#### Given instruction
Each entry that follows must be output without any deviation.

___ Exercise input

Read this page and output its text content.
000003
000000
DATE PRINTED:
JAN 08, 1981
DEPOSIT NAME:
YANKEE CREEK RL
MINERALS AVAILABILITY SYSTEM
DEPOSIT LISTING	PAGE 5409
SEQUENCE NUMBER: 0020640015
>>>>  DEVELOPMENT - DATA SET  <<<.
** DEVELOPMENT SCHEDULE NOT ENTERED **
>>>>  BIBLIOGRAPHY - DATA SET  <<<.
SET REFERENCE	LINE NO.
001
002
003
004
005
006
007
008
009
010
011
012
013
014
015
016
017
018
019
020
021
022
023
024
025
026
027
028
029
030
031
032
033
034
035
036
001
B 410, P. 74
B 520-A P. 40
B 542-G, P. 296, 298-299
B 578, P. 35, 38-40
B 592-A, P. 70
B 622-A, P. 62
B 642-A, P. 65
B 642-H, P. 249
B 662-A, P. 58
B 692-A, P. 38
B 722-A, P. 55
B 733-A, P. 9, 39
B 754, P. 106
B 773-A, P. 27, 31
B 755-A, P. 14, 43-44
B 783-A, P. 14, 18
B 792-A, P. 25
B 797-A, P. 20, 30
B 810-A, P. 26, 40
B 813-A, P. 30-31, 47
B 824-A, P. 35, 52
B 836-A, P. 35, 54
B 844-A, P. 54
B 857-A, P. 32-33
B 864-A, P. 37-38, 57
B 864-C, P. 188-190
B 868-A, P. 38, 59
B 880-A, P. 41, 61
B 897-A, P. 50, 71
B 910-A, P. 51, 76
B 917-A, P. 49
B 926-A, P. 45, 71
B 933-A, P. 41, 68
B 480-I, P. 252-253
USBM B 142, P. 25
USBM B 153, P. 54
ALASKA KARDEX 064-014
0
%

______

#### Solution for this exercise
Read this page and output its text content.
000003
000000
DATE PRINTED:
JAN 08, 1981
DEPOSIT NAME:
YANKEE CREEK RL
MINERALS AVAILABILITY SYSTEM
DEPOSIT LISTING	PAGE 5409
SEQUENCE NUMBER: 0020640015
>>>>  DEVELOPMENT - DATA SET  <<<.
** DEVELOPMENT SCHEDULE NOT ENTERED **
>>>>  BIBLIOGRAPHY - DATA SET  <<<.
SET REFERENCE	LINE NO.
001
002
003
004
005
006
007
008
009
010
011
012
013
014
015
016
017
018
019
020
021
022
023
024
025
026
027
028
029
030
031
032
033
034
035
036
001
B 410, P. 74
B 520-A P. 40
B 542-G, P. 296, 298-299
B 578, P. 35, 38-40
B 592-A, P. 70
B 622-A, P. 62
B 642-A, P. 65
B 642-H, P. 249
B 662-A, P. 58
B 692-A, P. 38
B 722-A, P. 55
B 733-A, P. 9, 39
B 754, P. 106
B 773-A, P. 27, 31
B 755-A, P. 14, 43-44
B 783-A, P. 14, 18
B 792-A, P. 25
B 797-A, P. 20, 30
B 810-A, P. 26, 40
B 813-A, P. 30-31, 47
B 824-A, P. 35, 52
B 836-A, P. 35, 54
B 844-A, P. 54
B 857-A, P. 32-33
B 864-A, P. 37-38, 57
B 864-C, P. 188-190
B 868-A, P. 38, 59
B 880-A, P. 41, 61
B 897-A, P. 50, 71
B 910-A, P. 51, 76
B 917-A, P. 49
B 926-A, P. 45, 71
B 933-A, P. 41, 68
B 480-I, P. 252-253
USBM B 142, P. 25
USBM B 153, P. 54
ALASKA KARDEX 064-014
0
%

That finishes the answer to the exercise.